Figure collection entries
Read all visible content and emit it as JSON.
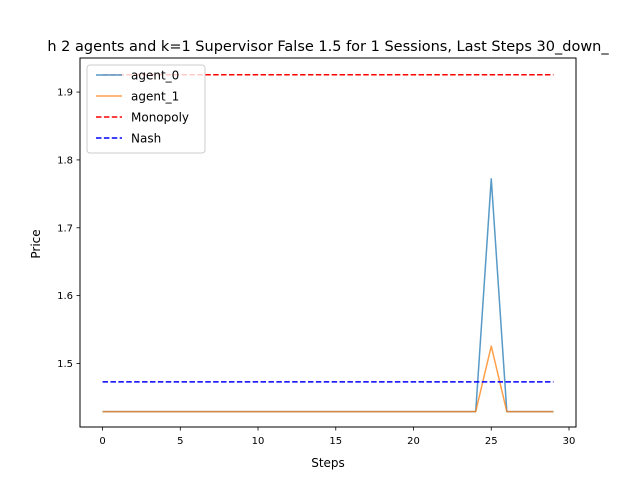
{
  "chart_data": {
    "type": "line",
    "title": "h 2 agents and k=1 Supervisor False 1.5 for 1 Sessions, Last Steps 30_down_",
    "xlabel": "Steps",
    "ylabel": "Price",
    "xlim": [
      -1.45,
      30.45
    ],
    "ylim": [
      1.4064,
      1.9502
    ],
    "x_ticks": [
      0,
      5,
      10,
      15,
      20,
      25,
      30
    ],
    "y_ticks": [
      1.5,
      1.6,
      1.7,
      1.8,
      1.9
    ],
    "grid": false,
    "legend_position": "upper-left",
    "x": [
      0,
      1,
      2,
      3,
      4,
      5,
      6,
      7,
      8,
      9,
      10,
      11,
      12,
      13,
      14,
      15,
      16,
      17,
      18,
      19,
      20,
      21,
      22,
      23,
      24,
      25,
      26,
      27,
      28,
      29
    ],
    "series": [
      {
        "name": "agent_0",
        "color": "#1f77b4",
        "style": "solid",
        "alpha": 0.75,
        "values": [
          1.4291,
          1.4291,
          1.4291,
          1.4291,
          1.4291,
          1.4291,
          1.4291,
          1.4291,
          1.4291,
          1.4291,
          1.4291,
          1.4291,
          1.4291,
          1.4291,
          1.4291,
          1.4291,
          1.4291,
          1.4291,
          1.4291,
          1.4291,
          1.4291,
          1.4291,
          1.4291,
          1.4291,
          1.4291,
          1.7721,
          1.4291,
          1.4291,
          1.4291,
          1.4291
        ]
      },
      {
        "name": "agent_1",
        "color": "#ff7f0e",
        "style": "solid",
        "alpha": 0.75,
        "values": [
          1.4291,
          1.4291,
          1.4291,
          1.4291,
          1.4291,
          1.4291,
          1.4291,
          1.4291,
          1.4291,
          1.4291,
          1.4291,
          1.4291,
          1.4291,
          1.4291,
          1.4291,
          1.4291,
          1.4291,
          1.4291,
          1.4291,
          1.4291,
          1.4291,
          1.4291,
          1.4291,
          1.4291,
          1.4291,
          1.5256,
          1.4291,
          1.4291,
          1.4291,
          1.4291
        ]
      },
      {
        "name": "Monopoly",
        "color": "#ff0000",
        "style": "dashed",
        "alpha": 1,
        "values": [
          1.9255,
          1.9255,
          1.9255,
          1.9255,
          1.9255,
          1.9255,
          1.9255,
          1.9255,
          1.9255,
          1.9255,
          1.9255,
          1.9255,
          1.9255,
          1.9255,
          1.9255,
          1.9255,
          1.9255,
          1.9255,
          1.9255,
          1.9255,
          1.9255,
          1.9255,
          1.9255,
          1.9255,
          1.9255,
          1.9255,
          1.9255,
          1.9255,
          1.9255,
          1.9255
        ]
      },
      {
        "name": "Nash",
        "color": "#0000ff",
        "style": "dashed",
        "alpha": 1,
        "values": [
          1.4729,
          1.4729,
          1.4729,
          1.4729,
          1.4729,
          1.4729,
          1.4729,
          1.4729,
          1.4729,
          1.4729,
          1.4729,
          1.4729,
          1.4729,
          1.4729,
          1.4729,
          1.4729,
          1.4729,
          1.4729,
          1.4729,
          1.4729,
          1.4729,
          1.4729,
          1.4729,
          1.4729,
          1.4729,
          1.4729,
          1.4729,
          1.4729,
          1.4729,
          1.4729
        ]
      }
    ]
  }
}
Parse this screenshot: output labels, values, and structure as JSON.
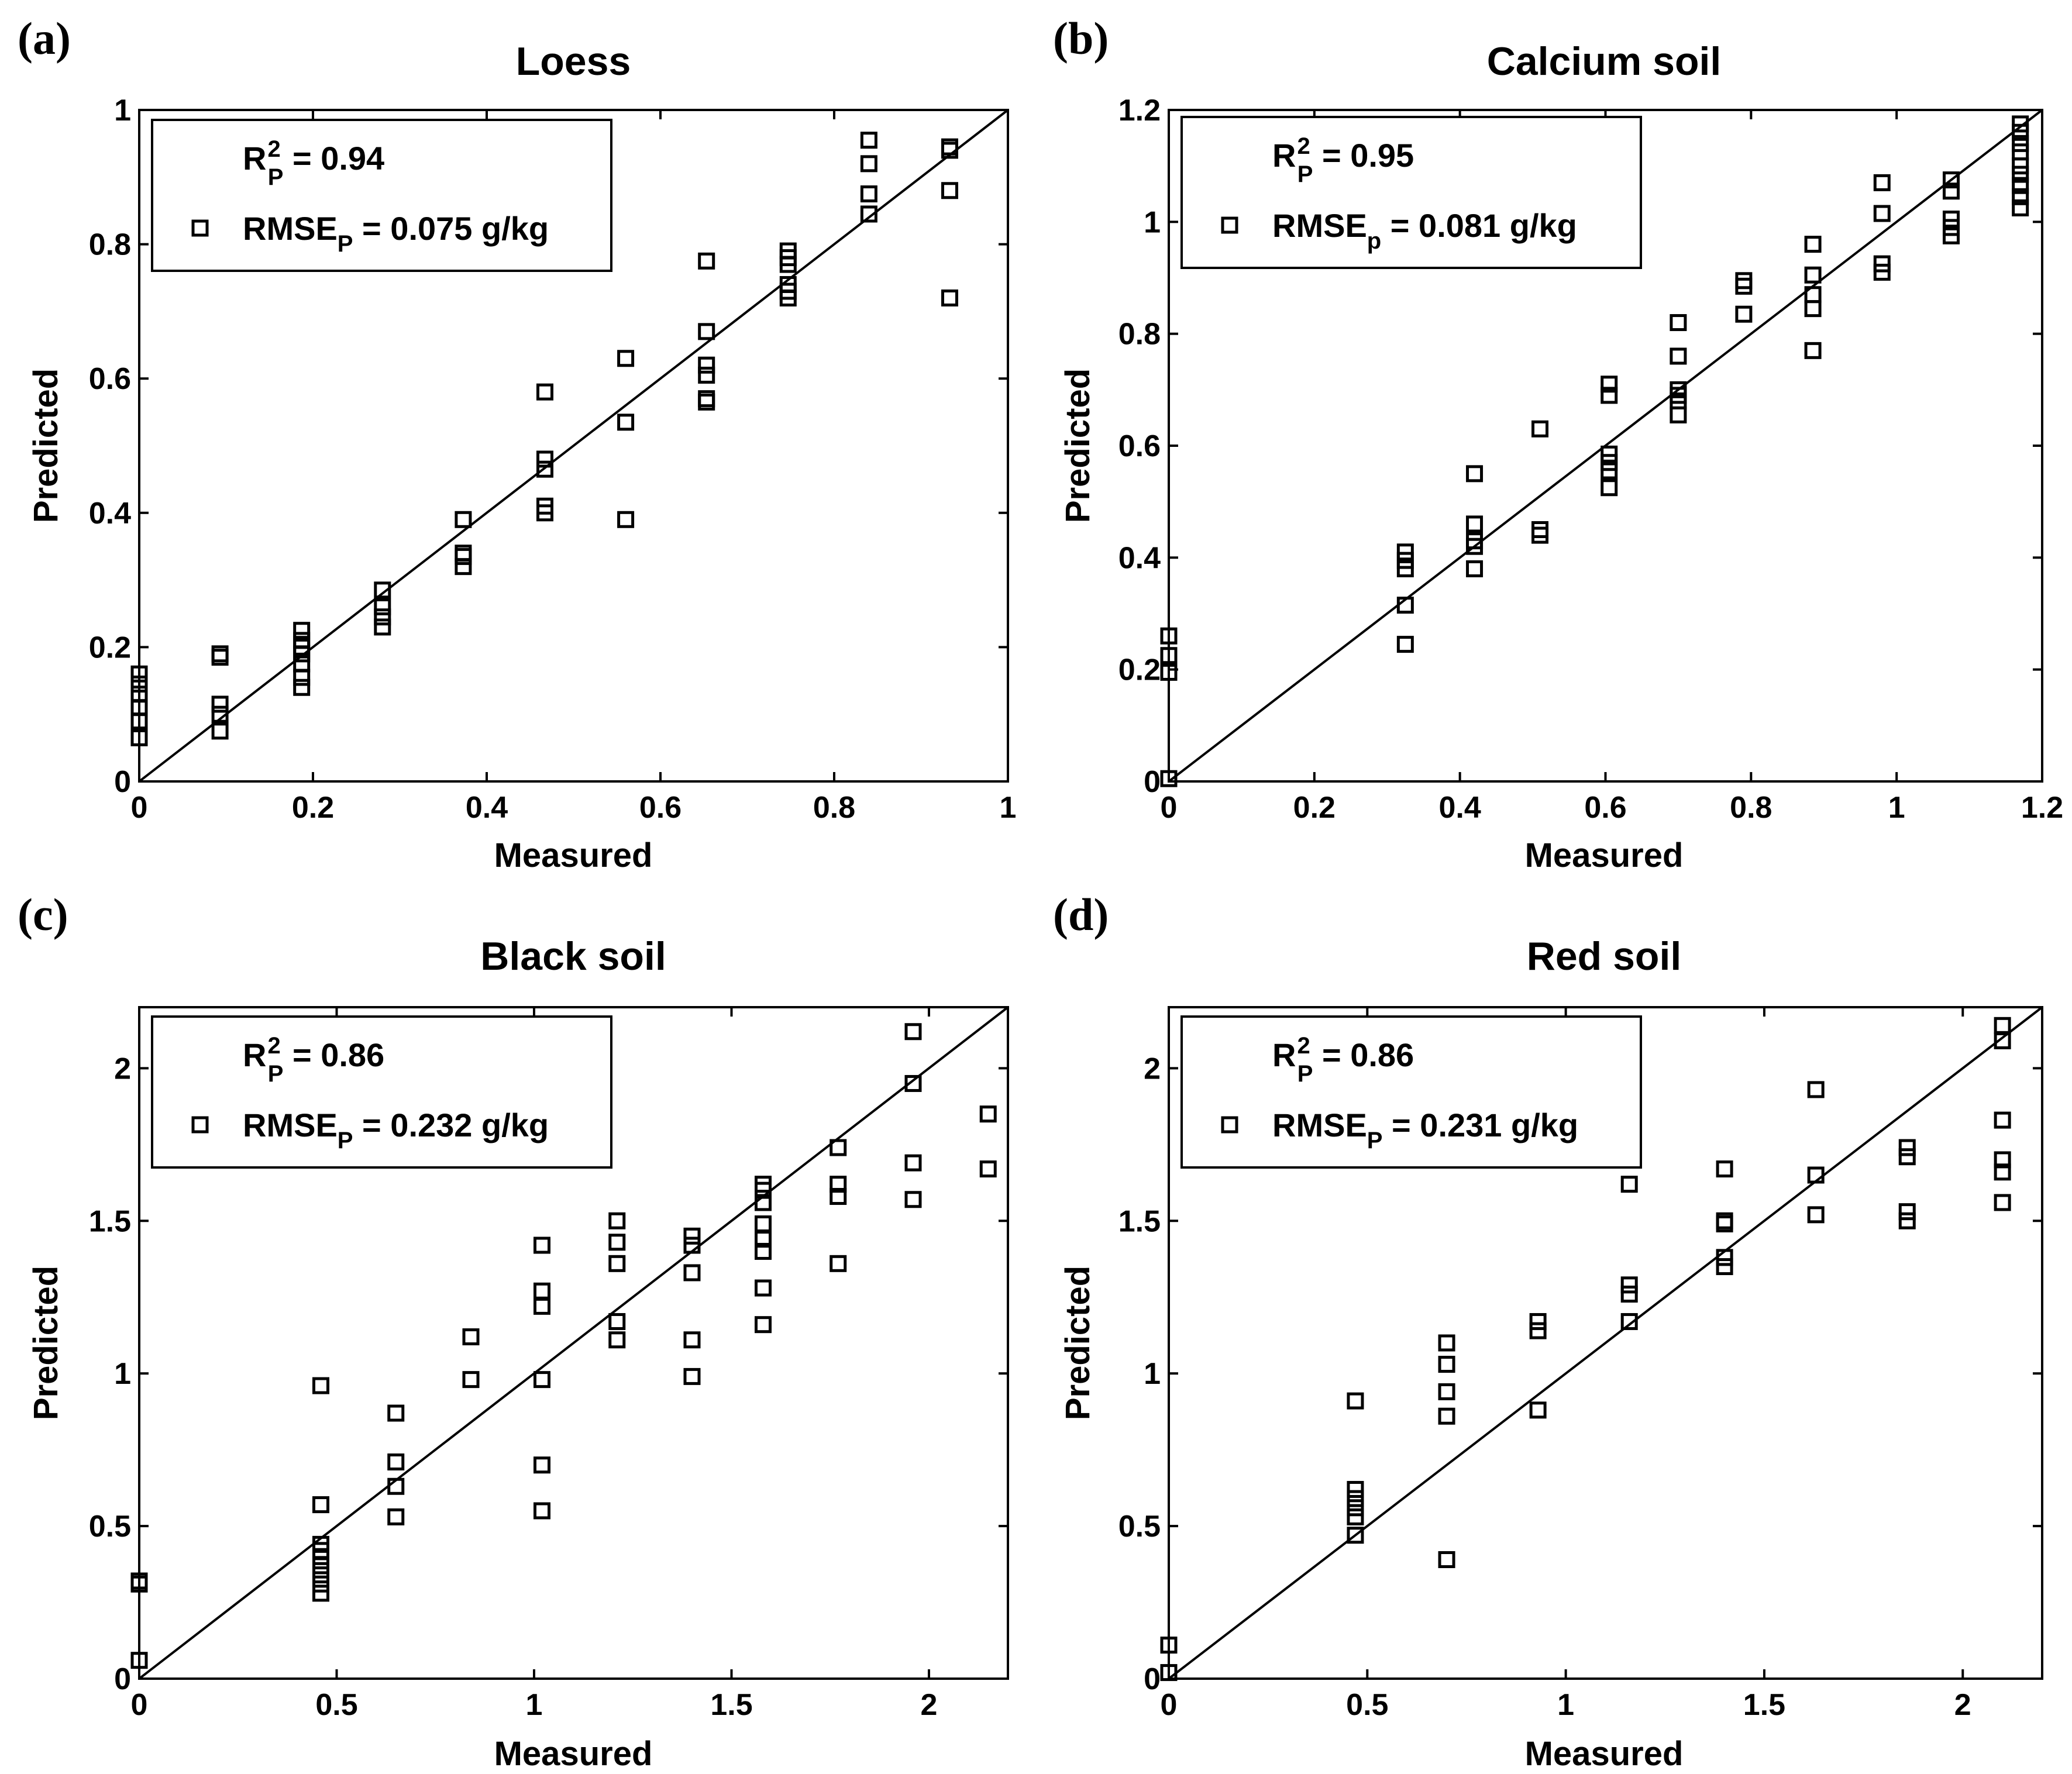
{
  "chart_data": [
    {
      "panel_label": "(a)",
      "title": "Loess",
      "type": "scatter",
      "xlabel": "Measured",
      "ylabel": "Predicted",
      "xlim": [
        0,
        1
      ],
      "ylim": [
        0,
        1
      ],
      "xticks": [
        "0",
        "0.2",
        "0.4",
        "0.6",
        "0.8",
        "1"
      ],
      "yticks": [
        "0",
        "0.2",
        "0.4",
        "0.6",
        "0.8",
        "1"
      ],
      "xtick_values": [
        0,
        0.2,
        0.4,
        0.6,
        0.8,
        1
      ],
      "ytick_values": [
        0,
        0.2,
        0.4,
        0.6,
        0.8,
        1
      ],
      "legend": {
        "r2_main": "R",
        "r2_sup": "2",
        "r2_sub": "P",
        "r2_rest": " = 0.94",
        "rmse_main": "RMSE",
        "rmse_sub": "P",
        "rmse_rest": " = 0.075 g/kg"
      },
      "fit_line": [
        [
          0,
          0
        ],
        [
          1,
          1
        ]
      ],
      "points": [
        [
          0,
          0.065
        ],
        [
          0,
          0.09
        ],
        [
          0,
          0.11
        ],
        [
          0,
          0.13
        ],
        [
          0,
          0.145
        ],
        [
          0,
          0.16
        ],
        [
          0.093,
          0.075
        ],
        [
          0.093,
          0.1
        ],
        [
          0.093,
          0.115
        ],
        [
          0.093,
          0.185
        ],
        [
          0.093,
          0.19
        ],
        [
          0.187,
          0.14
        ],
        [
          0.187,
          0.155
        ],
        [
          0.187,
          0.175
        ],
        [
          0.187,
          0.19
        ],
        [
          0.187,
          0.2
        ],
        [
          0.187,
          0.21
        ],
        [
          0.187,
          0.225
        ],
        [
          0.28,
          0.23
        ],
        [
          0.28,
          0.245
        ],
        [
          0.28,
          0.26
        ],
        [
          0.28,
          0.285
        ],
        [
          0.373,
          0.32
        ],
        [
          0.373,
          0.335
        ],
        [
          0.373,
          0.34
        ],
        [
          0.373,
          0.39
        ],
        [
          0.467,
          0.4
        ],
        [
          0.467,
          0.41
        ],
        [
          0.467,
          0.465
        ],
        [
          0.467,
          0.48
        ],
        [
          0.467,
          0.58
        ],
        [
          0.56,
          0.39
        ],
        [
          0.56,
          0.535
        ],
        [
          0.56,
          0.63
        ],
        [
          0.653,
          0.565
        ],
        [
          0.653,
          0.57
        ],
        [
          0.653,
          0.605
        ],
        [
          0.653,
          0.62
        ],
        [
          0.653,
          0.67
        ],
        [
          0.653,
          0.775
        ],
        [
          0.747,
          0.72
        ],
        [
          0.747,
          0.73
        ],
        [
          0.747,
          0.74
        ],
        [
          0.747,
          0.77
        ],
        [
          0.747,
          0.78
        ],
        [
          0.747,
          0.79
        ],
        [
          0.84,
          0.845
        ],
        [
          0.84,
          0.875
        ],
        [
          0.84,
          0.92
        ],
        [
          0.84,
          0.955
        ],
        [
          0.933,
          0.72
        ],
        [
          0.933,
          0.88
        ],
        [
          0.933,
          0.94
        ],
        [
          0.933,
          0.945
        ]
      ]
    },
    {
      "panel_label": "(b)",
      "title": "Calcium soil",
      "type": "scatter",
      "xlabel": "Measured",
      "ylabel": "Predicted",
      "xlim": [
        0,
        1.2
      ],
      "ylim": [
        0,
        1.2
      ],
      "xticks": [
        "0",
        "0.2",
        "0.4",
        "0.6",
        "0.8",
        "1",
        "1.2"
      ],
      "yticks": [
        "0",
        "0.2",
        "0.4",
        "0.6",
        "0.8",
        "1",
        "1.2"
      ],
      "xtick_values": [
        0,
        0.2,
        0.4,
        0.6,
        0.8,
        1,
        1.2
      ],
      "ytick_values": [
        0,
        0.2,
        0.4,
        0.6,
        0.8,
        1,
        1.2
      ],
      "legend": {
        "r2_main": "R",
        "r2_sup": "2",
        "r2_sub": "P",
        "r2_rest": " = 0.95",
        "rmse_main": "RMSE",
        "rmse_sub": "p",
        "rmse_rest": " = 0.081 g/kg"
      },
      "fit_line": [
        [
          0,
          0
        ],
        [
          1.2,
          1.2
        ]
      ],
      "points": [
        [
          0,
          0.005
        ],
        [
          0,
          0.195
        ],
        [
          0,
          0.225
        ],
        [
          0,
          0.26
        ],
        [
          0.325,
          0.245
        ],
        [
          0.325,
          0.315
        ],
        [
          0.325,
          0.38
        ],
        [
          0.325,
          0.395
        ],
        [
          0.325,
          0.41
        ],
        [
          0.42,
          0.38
        ],
        [
          0.42,
          0.42
        ],
        [
          0.42,
          0.43
        ],
        [
          0.42,
          0.46
        ],
        [
          0.42,
          0.55
        ],
        [
          0.51,
          0.44
        ],
        [
          0.51,
          0.45
        ],
        [
          0.51,
          0.63
        ],
        [
          0.605,
          0.525
        ],
        [
          0.605,
          0.555
        ],
        [
          0.605,
          0.57
        ],
        [
          0.605,
          0.585
        ],
        [
          0.605,
          0.69
        ],
        [
          0.605,
          0.71
        ],
        [
          0.7,
          0.655
        ],
        [
          0.7,
          0.68
        ],
        [
          0.7,
          0.69
        ],
        [
          0.7,
          0.7
        ],
        [
          0.7,
          0.76
        ],
        [
          0.7,
          0.82
        ],
        [
          0.79,
          0.835
        ],
        [
          0.79,
          0.885
        ],
        [
          0.79,
          0.895
        ],
        [
          0.885,
          0.77
        ],
        [
          0.885,
          0.845
        ],
        [
          0.885,
          0.87
        ],
        [
          0.885,
          0.905
        ],
        [
          0.885,
          0.96
        ],
        [
          0.98,
          0.91
        ],
        [
          0.98,
          0.925
        ],
        [
          0.98,
          1.015
        ],
        [
          0.98,
          1.07
        ],
        [
          1.075,
          0.975
        ],
        [
          1.075,
          0.99
        ],
        [
          1.075,
          1.005
        ],
        [
          1.075,
          1.055
        ],
        [
          1.075,
          1.075
        ],
        [
          1.17,
          1.025
        ],
        [
          1.17,
          1.045
        ],
        [
          1.17,
          1.065
        ],
        [
          1.17,
          1.085
        ],
        [
          1.17,
          1.1
        ],
        [
          1.17,
          1.125
        ],
        [
          1.17,
          1.14
        ],
        [
          1.17,
          1.16
        ],
        [
          1.17,
          1.175
        ]
      ]
    },
    {
      "panel_label": "(c)",
      "title": "Black soil",
      "type": "scatter",
      "xlabel": "Measured",
      "ylabel": "Predicted",
      "xlim": [
        0,
        2.2
      ],
      "ylim": [
        0,
        2.2
      ],
      "xticks": [
        "0",
        "0.5",
        "1",
        "1.5",
        "2"
      ],
      "yticks": [
        "0",
        "0.5",
        "1",
        "1.5",
        "2"
      ],
      "xtick_values": [
        0,
        0.5,
        1,
        1.5,
        2
      ],
      "ytick_values": [
        0,
        0.5,
        1,
        1.5,
        2
      ],
      "legend": {
        "r2_main": "R",
        "r2_sup": "2",
        "r2_sub": "P",
        "r2_rest": " = 0.86",
        "rmse_main": "RMSE",
        "rmse_sub": "P",
        "rmse_rest": " = 0.232 g/kg"
      },
      "fit_line": [
        [
          0,
          0
        ],
        [
          2.2,
          2.2
        ]
      ],
      "points": [
        [
          0,
          0.06
        ],
        [
          0,
          0.31
        ],
        [
          0,
          0.32
        ],
        [
          0.46,
          0.28
        ],
        [
          0.46,
          0.31
        ],
        [
          0.46,
          0.34
        ],
        [
          0.46,
          0.37
        ],
        [
          0.46,
          0.4
        ],
        [
          0.46,
          0.42
        ],
        [
          0.46,
          0.44
        ],
        [
          0.46,
          0.57
        ],
        [
          0.46,
          0.96
        ],
        [
          0.65,
          0.53
        ],
        [
          0.65,
          0.63
        ],
        [
          0.65,
          0.71
        ],
        [
          0.65,
          0.87
        ],
        [
          0.84,
          0.98
        ],
        [
          0.84,
          1.12
        ],
        [
          1.02,
          0.55
        ],
        [
          1.02,
          0.7
        ],
        [
          1.02,
          0.98
        ],
        [
          1.02,
          1.22
        ],
        [
          1.02,
          1.27
        ],
        [
          1.02,
          1.42
        ],
        [
          1.21,
          1.11
        ],
        [
          1.21,
          1.17
        ],
        [
          1.21,
          1.36
        ],
        [
          1.21,
          1.43
        ],
        [
          1.21,
          1.5
        ],
        [
          1.4,
          0.99
        ],
        [
          1.4,
          1.11
        ],
        [
          1.4,
          1.33
        ],
        [
          1.4,
          1.42
        ],
        [
          1.4,
          1.45
        ],
        [
          1.58,
          1.16
        ],
        [
          1.58,
          1.28
        ],
        [
          1.58,
          1.4
        ],
        [
          1.58,
          1.44
        ],
        [
          1.58,
          1.49
        ],
        [
          1.58,
          1.56
        ],
        [
          1.58,
          1.6
        ],
        [
          1.58,
          1.62
        ],
        [
          1.77,
          1.36
        ],
        [
          1.77,
          1.58
        ],
        [
          1.77,
          1.62
        ],
        [
          1.77,
          1.74
        ],
        [
          1.96,
          1.57
        ],
        [
          1.96,
          1.69
        ],
        [
          1.96,
          1.95
        ],
        [
          1.96,
          2.12
        ],
        [
          2.15,
          1.67
        ],
        [
          2.15,
          1.85
        ]
      ]
    },
    {
      "panel_label": "(d)",
      "title": "Red soil",
      "type": "scatter",
      "xlabel": "Measured",
      "ylabel": "Predicted",
      "xlim": [
        0,
        2.2
      ],
      "ylim": [
        0,
        2.2
      ],
      "xticks": [
        "0",
        "0.5",
        "1",
        "1.5",
        "2"
      ],
      "yticks": [
        "0",
        "0.5",
        "1",
        "1.5",
        "2"
      ],
      "xtick_values": [
        0,
        0.5,
        1,
        1.5,
        2
      ],
      "ytick_values": [
        0,
        0.5,
        1,
        1.5,
        2
      ],
      "legend": {
        "r2_main": "R",
        "r2_sup": "2",
        "r2_sub": "P",
        "r2_rest": " = 0.86",
        "rmse_main": "RMSE",
        "rmse_sub": "P",
        "rmse_rest": " = 0.231 g/kg"
      },
      "fit_line": [
        [
          0,
          0
        ],
        [
          2.2,
          2.2
        ]
      ],
      "points": [
        [
          0,
          0.02
        ],
        [
          0,
          0.11
        ],
        [
          0.47,
          0.47
        ],
        [
          0.47,
          0.53
        ],
        [
          0.47,
          0.56
        ],
        [
          0.47,
          0.59
        ],
        [
          0.47,
          0.62
        ],
        [
          0.47,
          0.91
        ],
        [
          0.7,
          0.39
        ],
        [
          0.7,
          0.86
        ],
        [
          0.7,
          0.94
        ],
        [
          0.7,
          1.03
        ],
        [
          0.7,
          1.1
        ],
        [
          0.93,
          0.88
        ],
        [
          0.93,
          1.14
        ],
        [
          0.93,
          1.17
        ],
        [
          1.16,
          1.17
        ],
        [
          1.16,
          1.26
        ],
        [
          1.16,
          1.29
        ],
        [
          1.16,
          1.62
        ],
        [
          1.4,
          1.35
        ],
        [
          1.4,
          1.38
        ],
        [
          1.4,
          1.49
        ],
        [
          1.4,
          1.5
        ],
        [
          1.4,
          1.67
        ],
        [
          1.63,
          1.52
        ],
        [
          1.63,
          1.65
        ],
        [
          1.63,
          1.93
        ],
        [
          1.86,
          1.5
        ],
        [
          1.86,
          1.53
        ],
        [
          1.86,
          1.71
        ],
        [
          1.86,
          1.74
        ],
        [
          2.1,
          1.56
        ],
        [
          2.1,
          1.66
        ],
        [
          2.1,
          1.7
        ],
        [
          2.1,
          1.83
        ],
        [
          2.1,
          2.09
        ],
        [
          2.1,
          2.14
        ]
      ]
    }
  ]
}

## WHAT IS ASKED
Copy every line in the entries above that has the string "color" in it.

## SOLUTION FOR THIS EXERCISE
        "color": "#1f77b4",
        "color": "#ff7f0e",
        "color": "#ff0000",
        "color": "#0000ff",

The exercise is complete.